▸ WHAT YOU SHOULD DO
Below are the records; collect from them each line containing the string "have".

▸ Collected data
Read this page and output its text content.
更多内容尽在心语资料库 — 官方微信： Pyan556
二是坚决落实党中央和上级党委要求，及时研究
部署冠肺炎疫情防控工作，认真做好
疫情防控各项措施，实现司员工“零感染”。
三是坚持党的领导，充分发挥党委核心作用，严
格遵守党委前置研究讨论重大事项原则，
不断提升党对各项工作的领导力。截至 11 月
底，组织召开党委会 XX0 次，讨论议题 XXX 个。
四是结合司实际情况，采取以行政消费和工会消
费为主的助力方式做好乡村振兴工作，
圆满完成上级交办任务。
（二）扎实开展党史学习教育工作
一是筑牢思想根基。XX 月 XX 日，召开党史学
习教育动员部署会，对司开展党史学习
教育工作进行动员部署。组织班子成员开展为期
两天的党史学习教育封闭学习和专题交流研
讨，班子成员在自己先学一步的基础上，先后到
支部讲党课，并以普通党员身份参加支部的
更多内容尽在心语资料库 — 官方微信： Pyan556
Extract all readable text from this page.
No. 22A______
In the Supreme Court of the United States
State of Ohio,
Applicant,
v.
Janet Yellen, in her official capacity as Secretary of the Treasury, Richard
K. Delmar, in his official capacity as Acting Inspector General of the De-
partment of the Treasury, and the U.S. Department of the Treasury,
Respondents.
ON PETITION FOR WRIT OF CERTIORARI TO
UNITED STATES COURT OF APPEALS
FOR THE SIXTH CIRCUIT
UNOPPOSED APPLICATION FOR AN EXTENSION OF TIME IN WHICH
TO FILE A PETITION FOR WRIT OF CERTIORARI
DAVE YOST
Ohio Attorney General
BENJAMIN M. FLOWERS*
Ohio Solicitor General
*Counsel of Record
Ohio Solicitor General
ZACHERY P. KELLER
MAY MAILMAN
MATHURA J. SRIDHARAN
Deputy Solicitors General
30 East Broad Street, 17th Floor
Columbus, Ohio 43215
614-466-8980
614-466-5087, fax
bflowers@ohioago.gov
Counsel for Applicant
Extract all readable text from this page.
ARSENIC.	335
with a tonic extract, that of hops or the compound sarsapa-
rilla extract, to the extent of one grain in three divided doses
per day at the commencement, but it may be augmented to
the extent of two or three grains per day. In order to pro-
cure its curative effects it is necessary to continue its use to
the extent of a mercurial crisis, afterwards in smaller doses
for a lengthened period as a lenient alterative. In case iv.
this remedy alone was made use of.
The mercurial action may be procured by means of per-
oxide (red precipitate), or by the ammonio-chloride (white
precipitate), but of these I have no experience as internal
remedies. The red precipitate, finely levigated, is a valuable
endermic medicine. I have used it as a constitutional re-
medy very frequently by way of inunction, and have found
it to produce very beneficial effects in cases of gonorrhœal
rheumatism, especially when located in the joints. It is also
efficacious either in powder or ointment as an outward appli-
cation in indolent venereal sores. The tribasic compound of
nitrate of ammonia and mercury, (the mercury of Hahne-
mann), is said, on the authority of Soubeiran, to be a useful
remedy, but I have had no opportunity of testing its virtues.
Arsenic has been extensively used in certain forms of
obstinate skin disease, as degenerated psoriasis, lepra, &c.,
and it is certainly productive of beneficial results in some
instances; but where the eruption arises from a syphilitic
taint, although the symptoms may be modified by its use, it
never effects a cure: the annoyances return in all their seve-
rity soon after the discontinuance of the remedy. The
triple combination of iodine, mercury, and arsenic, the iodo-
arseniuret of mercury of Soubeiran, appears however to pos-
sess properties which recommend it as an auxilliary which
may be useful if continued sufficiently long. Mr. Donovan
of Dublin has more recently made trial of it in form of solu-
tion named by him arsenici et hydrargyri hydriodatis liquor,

▸ THE REPLY
precipitate), but of these I have no experience as internal
endermic medicine. I have used it as a constitutional re-
medy very frequently by way of inunction, and have found
remedy, but I have had no opportunity of testing its virtues.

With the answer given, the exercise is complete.